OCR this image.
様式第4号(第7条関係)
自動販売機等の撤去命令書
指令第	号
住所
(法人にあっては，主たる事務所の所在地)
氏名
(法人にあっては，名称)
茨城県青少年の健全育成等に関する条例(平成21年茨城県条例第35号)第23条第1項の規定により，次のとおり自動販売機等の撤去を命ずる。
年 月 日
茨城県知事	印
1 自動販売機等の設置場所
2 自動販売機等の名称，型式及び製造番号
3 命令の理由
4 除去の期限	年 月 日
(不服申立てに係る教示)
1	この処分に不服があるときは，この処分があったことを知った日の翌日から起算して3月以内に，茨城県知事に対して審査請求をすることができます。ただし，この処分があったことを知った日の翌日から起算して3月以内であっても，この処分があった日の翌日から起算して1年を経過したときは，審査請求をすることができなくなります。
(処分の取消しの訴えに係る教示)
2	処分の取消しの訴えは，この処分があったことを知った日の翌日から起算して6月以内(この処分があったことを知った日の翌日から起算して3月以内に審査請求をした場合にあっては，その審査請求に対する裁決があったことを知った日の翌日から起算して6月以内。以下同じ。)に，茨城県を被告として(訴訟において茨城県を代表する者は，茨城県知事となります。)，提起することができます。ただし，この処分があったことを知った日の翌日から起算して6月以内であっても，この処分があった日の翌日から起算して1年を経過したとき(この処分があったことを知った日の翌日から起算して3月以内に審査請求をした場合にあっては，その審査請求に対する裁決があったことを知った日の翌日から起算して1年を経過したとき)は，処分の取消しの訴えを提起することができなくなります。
________
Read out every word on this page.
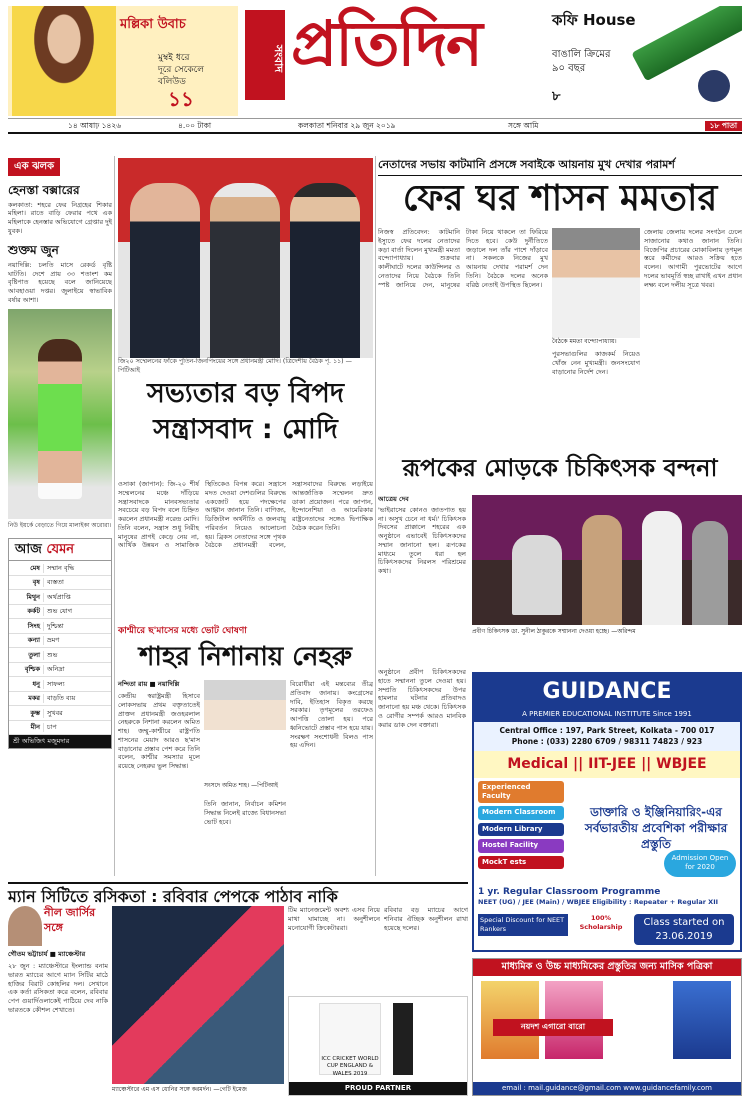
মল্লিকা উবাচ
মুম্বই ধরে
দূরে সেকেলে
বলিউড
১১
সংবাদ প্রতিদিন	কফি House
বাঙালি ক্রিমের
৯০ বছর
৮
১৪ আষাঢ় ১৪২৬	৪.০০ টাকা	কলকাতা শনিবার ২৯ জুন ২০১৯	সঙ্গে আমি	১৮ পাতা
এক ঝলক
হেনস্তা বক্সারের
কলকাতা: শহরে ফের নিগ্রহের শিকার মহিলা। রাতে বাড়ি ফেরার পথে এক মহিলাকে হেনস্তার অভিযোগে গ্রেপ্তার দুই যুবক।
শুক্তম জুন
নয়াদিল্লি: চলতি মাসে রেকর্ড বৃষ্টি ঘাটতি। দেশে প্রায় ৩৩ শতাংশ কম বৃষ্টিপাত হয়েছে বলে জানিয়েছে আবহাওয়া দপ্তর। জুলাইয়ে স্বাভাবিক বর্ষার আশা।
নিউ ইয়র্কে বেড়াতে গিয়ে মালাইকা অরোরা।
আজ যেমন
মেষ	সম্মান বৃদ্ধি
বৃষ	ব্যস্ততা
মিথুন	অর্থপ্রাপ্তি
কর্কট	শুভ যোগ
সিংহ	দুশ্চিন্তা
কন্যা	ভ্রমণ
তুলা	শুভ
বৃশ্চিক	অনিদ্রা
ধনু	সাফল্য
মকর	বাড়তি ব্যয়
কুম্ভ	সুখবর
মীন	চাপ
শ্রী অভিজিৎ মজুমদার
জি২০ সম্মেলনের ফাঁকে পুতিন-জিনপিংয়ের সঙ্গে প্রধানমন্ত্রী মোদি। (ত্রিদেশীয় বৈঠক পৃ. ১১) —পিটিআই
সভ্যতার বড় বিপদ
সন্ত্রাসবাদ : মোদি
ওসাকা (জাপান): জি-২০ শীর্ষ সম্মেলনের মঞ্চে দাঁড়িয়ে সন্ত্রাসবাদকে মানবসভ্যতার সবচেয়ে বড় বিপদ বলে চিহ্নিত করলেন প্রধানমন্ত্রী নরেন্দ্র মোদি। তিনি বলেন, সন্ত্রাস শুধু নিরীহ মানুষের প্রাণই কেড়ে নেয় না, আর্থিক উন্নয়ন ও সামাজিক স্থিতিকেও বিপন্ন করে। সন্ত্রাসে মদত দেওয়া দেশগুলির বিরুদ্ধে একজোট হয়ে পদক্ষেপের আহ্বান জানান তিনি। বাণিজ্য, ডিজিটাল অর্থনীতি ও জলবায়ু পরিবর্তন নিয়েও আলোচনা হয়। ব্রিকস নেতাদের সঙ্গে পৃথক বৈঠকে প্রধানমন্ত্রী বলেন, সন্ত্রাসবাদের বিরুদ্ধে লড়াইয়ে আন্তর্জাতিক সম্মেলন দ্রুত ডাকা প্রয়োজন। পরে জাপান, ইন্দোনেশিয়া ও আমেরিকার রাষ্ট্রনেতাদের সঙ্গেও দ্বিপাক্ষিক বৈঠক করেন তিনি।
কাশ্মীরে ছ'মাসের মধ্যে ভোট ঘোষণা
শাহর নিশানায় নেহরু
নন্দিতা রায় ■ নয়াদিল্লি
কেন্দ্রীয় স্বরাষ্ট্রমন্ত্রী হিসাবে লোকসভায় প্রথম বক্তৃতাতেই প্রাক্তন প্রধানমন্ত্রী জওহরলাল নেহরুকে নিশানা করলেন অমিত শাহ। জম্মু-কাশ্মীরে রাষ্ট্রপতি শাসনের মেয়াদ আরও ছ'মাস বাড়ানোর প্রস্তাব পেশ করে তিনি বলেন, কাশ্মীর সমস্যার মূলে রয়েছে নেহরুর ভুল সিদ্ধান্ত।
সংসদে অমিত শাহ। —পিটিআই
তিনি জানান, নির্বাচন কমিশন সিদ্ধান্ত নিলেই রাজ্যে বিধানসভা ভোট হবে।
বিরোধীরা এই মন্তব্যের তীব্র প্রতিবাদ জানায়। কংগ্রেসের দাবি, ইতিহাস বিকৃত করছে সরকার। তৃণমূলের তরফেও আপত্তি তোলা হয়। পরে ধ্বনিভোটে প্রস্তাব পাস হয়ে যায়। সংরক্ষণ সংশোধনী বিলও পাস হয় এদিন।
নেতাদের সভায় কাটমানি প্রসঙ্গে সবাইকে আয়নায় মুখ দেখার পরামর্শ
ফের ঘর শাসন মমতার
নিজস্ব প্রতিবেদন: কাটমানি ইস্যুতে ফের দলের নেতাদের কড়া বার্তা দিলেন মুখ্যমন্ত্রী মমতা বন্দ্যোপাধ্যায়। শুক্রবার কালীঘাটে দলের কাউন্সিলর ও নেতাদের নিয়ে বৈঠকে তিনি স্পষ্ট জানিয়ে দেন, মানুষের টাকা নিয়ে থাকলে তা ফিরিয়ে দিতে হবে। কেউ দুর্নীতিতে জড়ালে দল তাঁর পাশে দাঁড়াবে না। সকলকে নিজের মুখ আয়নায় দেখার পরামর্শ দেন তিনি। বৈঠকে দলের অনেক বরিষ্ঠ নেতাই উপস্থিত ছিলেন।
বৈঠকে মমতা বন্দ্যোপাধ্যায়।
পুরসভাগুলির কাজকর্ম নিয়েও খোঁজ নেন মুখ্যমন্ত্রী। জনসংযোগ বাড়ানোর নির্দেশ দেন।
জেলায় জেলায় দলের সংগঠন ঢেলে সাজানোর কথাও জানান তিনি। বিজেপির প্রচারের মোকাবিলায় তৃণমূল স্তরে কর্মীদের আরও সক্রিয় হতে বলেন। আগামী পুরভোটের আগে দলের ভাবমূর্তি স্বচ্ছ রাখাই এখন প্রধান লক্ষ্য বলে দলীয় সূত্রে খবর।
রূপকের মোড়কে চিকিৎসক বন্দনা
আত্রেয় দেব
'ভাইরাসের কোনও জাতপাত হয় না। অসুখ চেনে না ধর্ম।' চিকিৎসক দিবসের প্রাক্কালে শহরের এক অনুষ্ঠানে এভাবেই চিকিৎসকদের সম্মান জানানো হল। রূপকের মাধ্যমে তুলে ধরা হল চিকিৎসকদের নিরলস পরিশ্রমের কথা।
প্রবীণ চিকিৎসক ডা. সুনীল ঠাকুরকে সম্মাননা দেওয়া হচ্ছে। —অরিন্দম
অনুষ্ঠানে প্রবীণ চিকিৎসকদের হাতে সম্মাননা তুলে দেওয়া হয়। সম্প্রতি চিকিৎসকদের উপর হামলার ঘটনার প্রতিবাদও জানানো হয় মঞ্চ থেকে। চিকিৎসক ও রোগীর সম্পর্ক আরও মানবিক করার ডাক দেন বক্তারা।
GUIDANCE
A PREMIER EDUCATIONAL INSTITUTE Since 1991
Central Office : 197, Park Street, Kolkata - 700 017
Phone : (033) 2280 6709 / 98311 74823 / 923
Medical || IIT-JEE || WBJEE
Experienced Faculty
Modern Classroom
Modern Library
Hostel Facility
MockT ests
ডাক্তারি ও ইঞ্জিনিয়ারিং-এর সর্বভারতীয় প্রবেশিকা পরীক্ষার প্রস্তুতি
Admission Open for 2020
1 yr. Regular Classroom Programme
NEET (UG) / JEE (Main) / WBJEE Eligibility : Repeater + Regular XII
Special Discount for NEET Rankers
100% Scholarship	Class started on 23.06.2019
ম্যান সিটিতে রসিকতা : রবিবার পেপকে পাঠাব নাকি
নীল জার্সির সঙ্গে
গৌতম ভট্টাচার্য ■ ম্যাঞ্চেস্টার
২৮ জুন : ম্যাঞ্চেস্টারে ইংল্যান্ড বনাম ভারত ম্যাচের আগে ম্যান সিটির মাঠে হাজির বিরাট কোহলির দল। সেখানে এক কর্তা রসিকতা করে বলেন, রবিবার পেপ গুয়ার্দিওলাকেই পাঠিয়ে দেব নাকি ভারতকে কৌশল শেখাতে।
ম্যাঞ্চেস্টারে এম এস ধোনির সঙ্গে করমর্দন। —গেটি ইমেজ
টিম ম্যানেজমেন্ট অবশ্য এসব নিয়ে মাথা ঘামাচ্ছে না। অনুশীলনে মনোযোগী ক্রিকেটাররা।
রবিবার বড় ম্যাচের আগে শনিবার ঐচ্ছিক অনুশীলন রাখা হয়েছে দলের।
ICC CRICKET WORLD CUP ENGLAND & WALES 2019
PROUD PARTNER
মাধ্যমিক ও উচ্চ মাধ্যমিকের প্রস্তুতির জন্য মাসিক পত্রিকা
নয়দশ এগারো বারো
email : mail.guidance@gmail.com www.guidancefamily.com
________
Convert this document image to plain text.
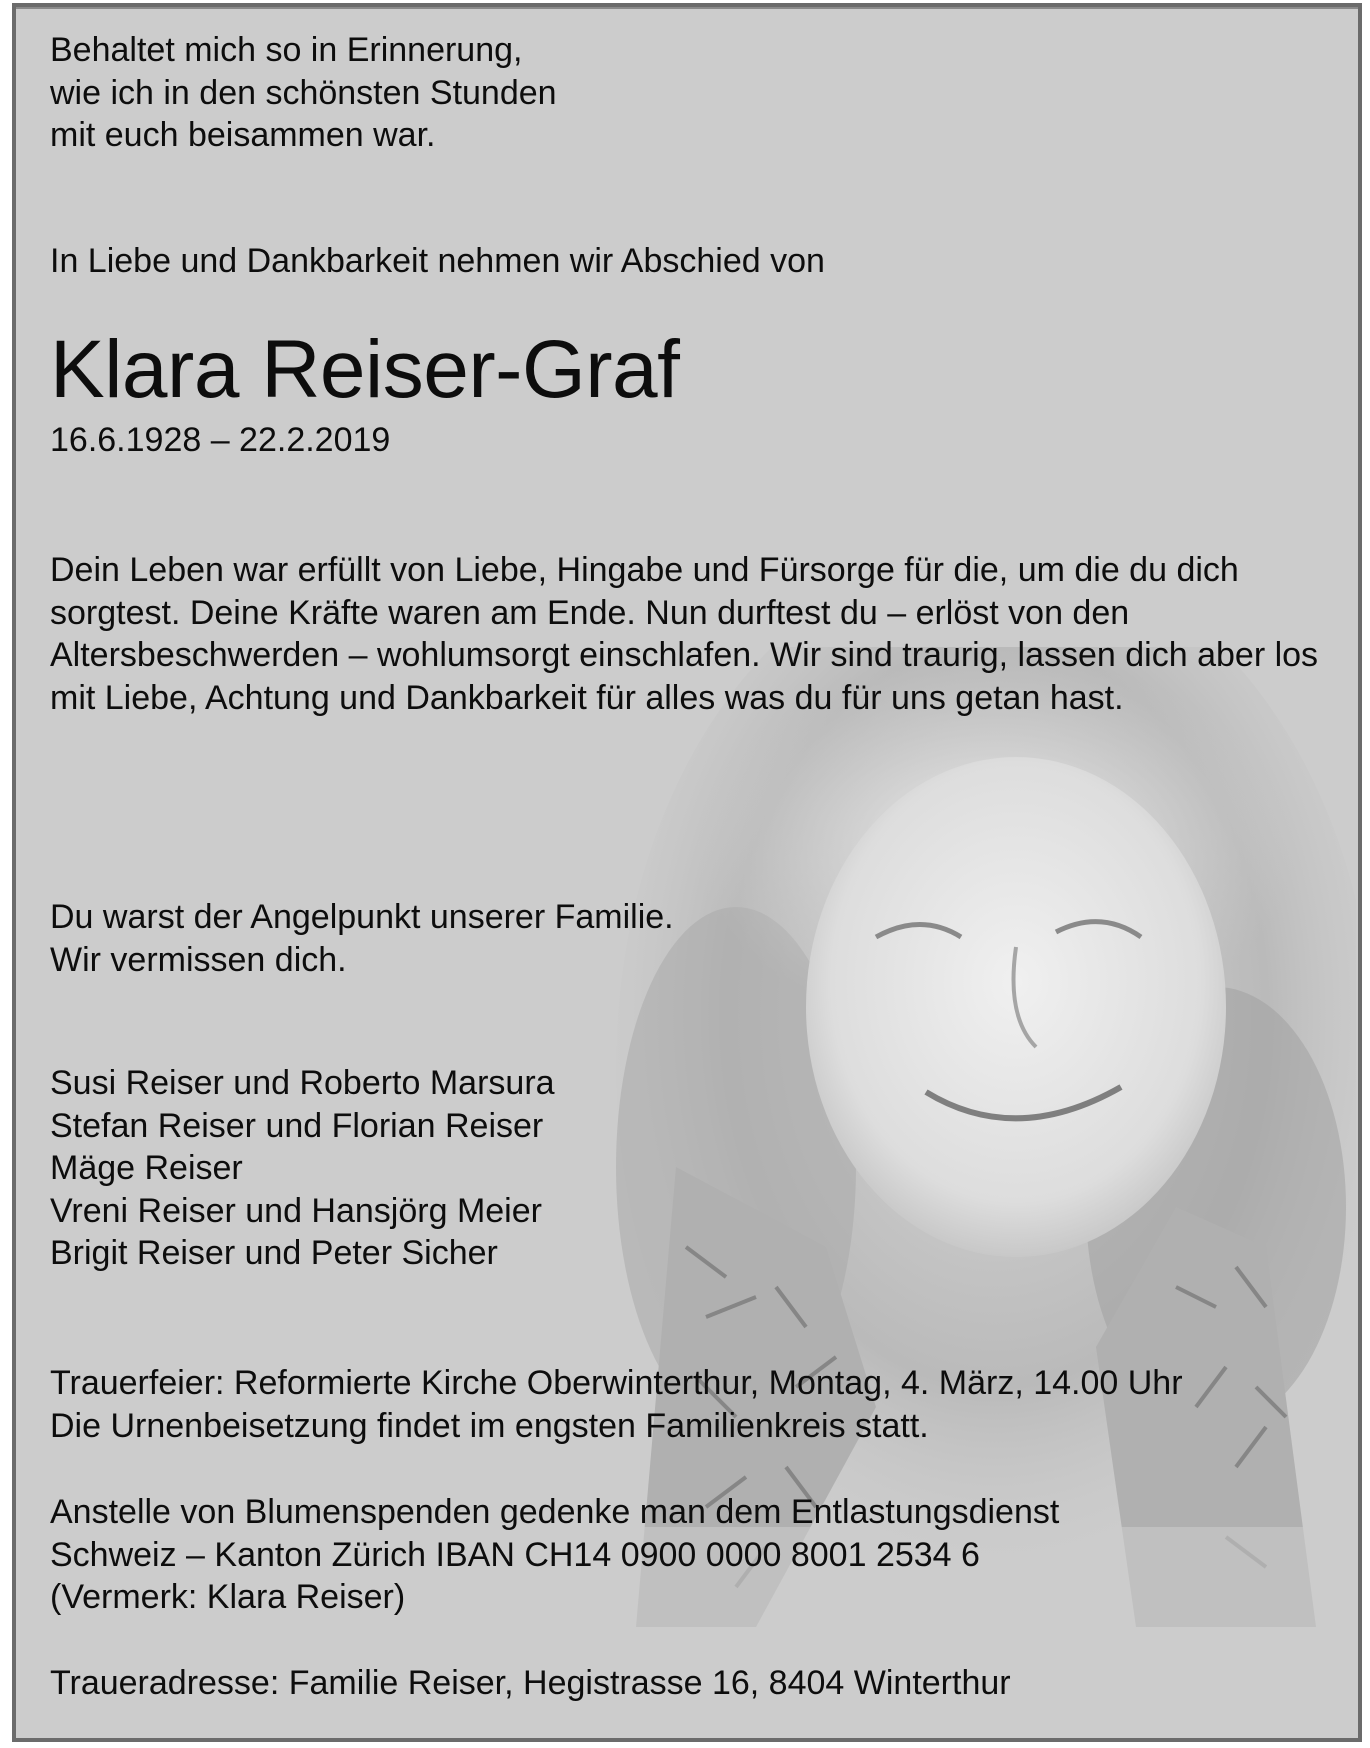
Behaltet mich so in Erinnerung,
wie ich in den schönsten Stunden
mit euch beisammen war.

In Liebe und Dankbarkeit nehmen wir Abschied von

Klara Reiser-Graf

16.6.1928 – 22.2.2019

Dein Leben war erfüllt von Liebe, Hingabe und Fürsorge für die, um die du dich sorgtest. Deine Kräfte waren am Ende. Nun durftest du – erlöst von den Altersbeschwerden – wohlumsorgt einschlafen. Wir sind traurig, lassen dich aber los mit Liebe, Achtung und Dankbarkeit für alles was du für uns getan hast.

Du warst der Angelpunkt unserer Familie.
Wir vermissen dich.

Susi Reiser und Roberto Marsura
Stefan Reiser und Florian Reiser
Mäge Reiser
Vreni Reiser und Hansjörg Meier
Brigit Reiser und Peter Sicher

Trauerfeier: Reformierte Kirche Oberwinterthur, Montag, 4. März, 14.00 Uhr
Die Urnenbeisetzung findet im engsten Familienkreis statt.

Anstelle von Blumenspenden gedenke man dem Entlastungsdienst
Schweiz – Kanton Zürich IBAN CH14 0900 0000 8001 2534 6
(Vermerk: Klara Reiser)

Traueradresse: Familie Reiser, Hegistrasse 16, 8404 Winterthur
________
### Aim
List each line of the records that holds the string "Klara".

### Solution to this problem
Klara Reiser-Graf
(Vermerk: Klara Reiser)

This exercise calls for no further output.